Your objective: Repeat the entire listing exactly.

--------------------------------

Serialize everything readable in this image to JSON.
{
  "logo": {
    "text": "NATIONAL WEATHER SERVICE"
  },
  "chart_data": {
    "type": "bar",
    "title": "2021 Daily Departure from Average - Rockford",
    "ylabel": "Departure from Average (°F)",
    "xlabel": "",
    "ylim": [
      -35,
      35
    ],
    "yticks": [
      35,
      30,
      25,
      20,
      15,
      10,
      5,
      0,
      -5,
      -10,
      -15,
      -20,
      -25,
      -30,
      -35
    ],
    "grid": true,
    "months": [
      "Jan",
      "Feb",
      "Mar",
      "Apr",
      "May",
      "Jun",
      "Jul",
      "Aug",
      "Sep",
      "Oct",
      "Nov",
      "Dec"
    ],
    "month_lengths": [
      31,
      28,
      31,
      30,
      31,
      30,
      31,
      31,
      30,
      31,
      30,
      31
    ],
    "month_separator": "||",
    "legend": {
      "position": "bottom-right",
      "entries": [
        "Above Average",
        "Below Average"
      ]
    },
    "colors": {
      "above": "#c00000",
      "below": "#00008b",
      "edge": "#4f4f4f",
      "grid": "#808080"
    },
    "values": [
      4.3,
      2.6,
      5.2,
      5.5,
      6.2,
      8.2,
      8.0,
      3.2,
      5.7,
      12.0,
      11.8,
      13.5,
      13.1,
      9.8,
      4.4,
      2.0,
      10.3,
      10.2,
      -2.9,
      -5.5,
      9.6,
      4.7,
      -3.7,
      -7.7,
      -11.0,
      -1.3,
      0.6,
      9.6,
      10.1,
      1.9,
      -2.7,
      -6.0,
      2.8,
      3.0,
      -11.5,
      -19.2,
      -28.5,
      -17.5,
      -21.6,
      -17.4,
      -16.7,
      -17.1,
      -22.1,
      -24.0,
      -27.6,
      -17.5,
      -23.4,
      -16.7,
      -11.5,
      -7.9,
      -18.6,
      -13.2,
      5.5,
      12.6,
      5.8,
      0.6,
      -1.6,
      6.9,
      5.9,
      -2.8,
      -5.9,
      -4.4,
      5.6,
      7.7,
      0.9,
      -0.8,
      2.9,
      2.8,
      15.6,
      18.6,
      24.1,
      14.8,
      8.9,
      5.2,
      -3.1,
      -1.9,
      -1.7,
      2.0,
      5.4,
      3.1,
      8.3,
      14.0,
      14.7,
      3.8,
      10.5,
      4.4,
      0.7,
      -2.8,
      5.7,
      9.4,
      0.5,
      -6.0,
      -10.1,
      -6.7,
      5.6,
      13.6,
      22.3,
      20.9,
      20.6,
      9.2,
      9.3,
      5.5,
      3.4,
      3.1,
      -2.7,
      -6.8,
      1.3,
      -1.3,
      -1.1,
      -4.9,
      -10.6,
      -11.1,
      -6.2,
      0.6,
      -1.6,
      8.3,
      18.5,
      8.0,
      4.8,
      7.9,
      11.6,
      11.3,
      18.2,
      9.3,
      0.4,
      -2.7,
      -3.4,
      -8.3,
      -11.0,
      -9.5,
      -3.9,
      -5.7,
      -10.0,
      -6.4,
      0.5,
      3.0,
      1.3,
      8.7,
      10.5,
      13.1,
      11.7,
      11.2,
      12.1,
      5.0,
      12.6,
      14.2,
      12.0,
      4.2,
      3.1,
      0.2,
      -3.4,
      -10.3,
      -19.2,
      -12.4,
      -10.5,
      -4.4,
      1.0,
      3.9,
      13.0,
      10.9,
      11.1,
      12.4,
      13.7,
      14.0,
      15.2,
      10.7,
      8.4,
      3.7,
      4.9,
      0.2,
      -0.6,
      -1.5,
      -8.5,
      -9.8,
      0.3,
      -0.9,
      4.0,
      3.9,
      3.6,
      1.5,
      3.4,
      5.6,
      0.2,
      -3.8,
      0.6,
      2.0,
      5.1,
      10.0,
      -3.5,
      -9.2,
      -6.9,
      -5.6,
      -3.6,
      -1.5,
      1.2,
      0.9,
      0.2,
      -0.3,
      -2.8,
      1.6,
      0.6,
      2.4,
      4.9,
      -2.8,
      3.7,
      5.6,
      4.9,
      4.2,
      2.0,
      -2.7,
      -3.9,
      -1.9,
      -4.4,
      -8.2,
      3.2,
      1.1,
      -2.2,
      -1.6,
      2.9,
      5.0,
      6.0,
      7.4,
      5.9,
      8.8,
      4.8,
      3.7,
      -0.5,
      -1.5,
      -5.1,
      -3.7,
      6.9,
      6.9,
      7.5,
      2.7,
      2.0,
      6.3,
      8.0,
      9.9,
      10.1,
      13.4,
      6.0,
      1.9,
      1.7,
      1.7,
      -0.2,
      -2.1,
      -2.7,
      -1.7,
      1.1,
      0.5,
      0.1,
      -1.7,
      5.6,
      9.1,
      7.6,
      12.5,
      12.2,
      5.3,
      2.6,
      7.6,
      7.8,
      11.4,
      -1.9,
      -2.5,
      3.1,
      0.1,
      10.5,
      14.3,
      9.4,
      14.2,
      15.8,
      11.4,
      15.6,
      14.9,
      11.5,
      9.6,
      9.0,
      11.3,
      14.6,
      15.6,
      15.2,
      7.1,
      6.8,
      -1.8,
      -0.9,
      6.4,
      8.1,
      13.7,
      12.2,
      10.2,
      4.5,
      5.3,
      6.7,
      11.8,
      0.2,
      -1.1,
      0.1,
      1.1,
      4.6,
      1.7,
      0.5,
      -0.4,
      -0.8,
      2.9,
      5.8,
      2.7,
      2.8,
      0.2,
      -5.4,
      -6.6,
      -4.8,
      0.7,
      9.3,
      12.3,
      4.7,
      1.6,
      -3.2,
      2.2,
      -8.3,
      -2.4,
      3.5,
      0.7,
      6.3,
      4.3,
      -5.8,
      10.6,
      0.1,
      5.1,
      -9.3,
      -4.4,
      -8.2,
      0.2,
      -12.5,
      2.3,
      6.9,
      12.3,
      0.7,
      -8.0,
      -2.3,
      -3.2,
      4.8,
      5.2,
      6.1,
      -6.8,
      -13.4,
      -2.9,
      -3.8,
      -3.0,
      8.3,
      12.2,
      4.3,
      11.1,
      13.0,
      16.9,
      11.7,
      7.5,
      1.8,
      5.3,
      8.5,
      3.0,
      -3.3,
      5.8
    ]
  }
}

--------------------------------

Answer:
Serialize everything readable in this image to JSON.
{
  "logo": {
    "text": "NATIONAL WEATHER SERVICE"
  },
  "chart_data": {
    "type": "bar",
    "title": "2021 Daily Departure from Average - Rockford",
    "ylabel": "Departure from Average (°F)",
    "xlabel": "",
    "ylim": [
      -35,
      35
    ],
    "yticks": [
      35,
      30,
      25,
      20,
      15,
      10,
      5,
      0,
      -5,
      -10,
      -15,
      -20,
      -25,
      -30,
      -35
    ],
    "grid": true,
    "months": [
      "Jan",
      "Feb",
      "Mar",
      "Apr",
      "May",
      "Jun",
      "Jul",
      "Aug",
      "Sep",
      "Oct",
      "Nov",
      "Dec"
    ],
    "month_lengths": [
      31,
      28,
      31,
      30,
      31,
      30,
      31,
      31,
      30,
      31,
      30,
      31
    ],
    "month_separator": "||",
    "legend": {
      "position": "bottom-right",
      "entries": [
        "Above Average",
        "Below Average"
      ]
    },
    "colors": {
      "above": "#c00000",
      "below": "#00008b",
      "edge": "#4f4f4f",
      "grid": "#808080"
    },
    "values": [
      4.3,
      2.6,
      5.2,
      5.5,
      6.2,
      8.2,
      8.0,
      3.2,
      5.7,
      12.0,
      11.8,
      13.5,
      13.1,
      9.8,
      4.4,
      2.0,
      10.3,
      10.2,
      -2.9,
      -5.5,
      9.6,
      4.7,
      -3.7,
      -7.7,
      -11.0,
      -1.3,
      0.6,
      9.6,
      10.1,
      1.9,
      -2.7,
      -6.0,
      2.8,
      3.0,
      -11.5,
      -19.2,
      -28.5,
      -17.5,
      -21.6,
      -17.4,
      -16.7,
      -17.1,
      -22.1,
      -24.0,
      -27.6,
      -17.5,
      -23.4,
      -16.7,
      -11.5,
      -7.9,
      -18.6,
      -13.2,
      5.5,
      12.6,
      5.8,
      0.6,
      -1.6,
      6.9,
      5.9,
      -2.8,
      -5.9,
      -4.4,
      5.6,
      7.7,
      0.9,
      -0.8,
      2.9,
      2.8,
      15.6,
      18.6,
      24.1,
      14.8,
      8.9,
      5.2,
      -3.1,
      -1.9,
      -1.7,
      2.0,
      5.4,
      3.1,
      8.3,
      14.0,
      14.7,
      3.8,
      10.5,
      4.4,
      0.7,
      -2.8,
      5.7,
      9.4,
      0.5,
      -6.0,
      -10.1,
      -6.7,
      5.6,
      13.6,
      22.3,
      20.9,
      20.6,
      9.2,
      9.3,
      5.5,
      3.4,
      3.1,
      -2.7,
      -6.8,
      1.3,
      -1.3,
      -1.1,
      -4.9,
      -10.6,
      -11.1,
      -6.2,
      0.6,
      -1.6,
      8.3,
      18.5,
      8.0,
      4.8,
      7.9,
      11.6,
      11.3,
      18.2,
      9.3,
      0.4,
      -2.7,
      -3.4,
      -8.3,
      -11.0,
      -9.5,
      -3.9,
      -5.7,
      -10.0,
      -6.4,
      0.5,
      3.0,
      1.3,
      8.7,
      10.5,
      13.1,
      11.7,
      11.2,
      12.1,
      5.0,
      12.6,
      14.2,
      12.0,
      4.2,
      3.1,
      0.2,
      -3.4,
      -10.3,
      -19.2,
      -12.4,
      -10.5,
      -4.4,
      1.0,
      3.9,
      13.0,
      10.9,
      11.1,
      12.4,
      13.7,
      14.0,
      15.2,
      10.7,
      8.4,
      3.7,
      4.9,
      0.2,
      -0.6,
      -1.5,
      -8.5,
      -9.8,
      0.3,
      -0.9,
      4.0,
      3.9,
      3.6,
      1.5,
      3.4,
      5.6,
      0.2,
      -3.8,
      0.6,
      2.0,
      5.1,
      10.0,
      -3.5,
      -9.2,
      -6.9,
      -5.6,
      -3.6,
      -1.5,
      1.2,
      0.9,
      0.2,
      -0.3,
      -2.8,
      1.6,
      0.6,
      2.4,
      4.9,
      -2.8,
      3.7,
      5.6,
      4.9,
      4.2,
      2.0,
      -2.7,
      -3.9,
      -1.9,
      -4.4,
      -8.2,
      3.2,
      1.1,
      -2.2,
      -1.6,
      2.9,
      5.0,
      6.0,
      7.4,
      5.9,
      8.8,
      4.8,
      3.7,
      -0.5,
      -1.5,
      -5.1,
      -3.7,
      6.9,
      6.9,
      7.5,
      2.7,
      2.0,
      6.3,
      8.0,
      9.9,
      10.1,
      13.4,
      6.0,
      1.9,
      1.7,
      1.7,
      -0.2,
      -2.1,
      -2.7,
      -1.7,
      1.1,
      0.5,
      0.1,
      -1.7,
      5.6,
      9.1,
      7.6,
      12.5,
      12.2,
      5.3,
      2.6,
      7.6,
      7.8,
      11.4,
      -1.9,
      -2.5,
      3.1,
      0.1,
      10.5,
      14.3,
      9.4,
      14.2,
      15.8,
      11.4,
      15.6,
      14.9,
      11.5,
      9.6,
      9.0,
      11.3,
      14.6,
      15.6,
      15.2,
      7.1,
      6.8,
      -1.8,
      -0.9,
      6.4,
      8.1,
      13.7,
      12.2,
      10.2,
      4.5,
      5.3,
      6.7,
      11.8,
      0.2,
      -1.1,
      0.1,
      1.1,
      4.6,
      1.7,
      0.5,
      -0.4,
      -0.8,
      2.9,
      5.8,
      2.7,
      2.8,
      0.2,
      -5.4,
      -6.6,
      -4.8,
      0.7,
      9.3,
      12.3,
      4.7,
      1.6,
      -3.2,
      2.2,
      -8.3,
      -2.4,
      3.5,
      0.7,
      6.3,
      4.3,
      -5.8,
      10.6,
      0.1,
      5.1,
      -9.3,
      -4.4,
      -8.2,
      0.2,
      -12.5,
      2.3,
      6.9,
      12.3,
      0.7,
      -8.0,
      -2.3,
      -3.2,
      4.8,
      5.2,
      6.1,
      -6.8,
      -13.4,
      -2.9,
      -3.8,
      -3.0,
      8.3,
      12.2,
      4.3,
      11.1,
      13.0,
      16.9,
      11.7,
      7.5,
      1.8,
      5.3,
      8.5,
      3.0,
      -3.3,
      5.8
    ]
  }
}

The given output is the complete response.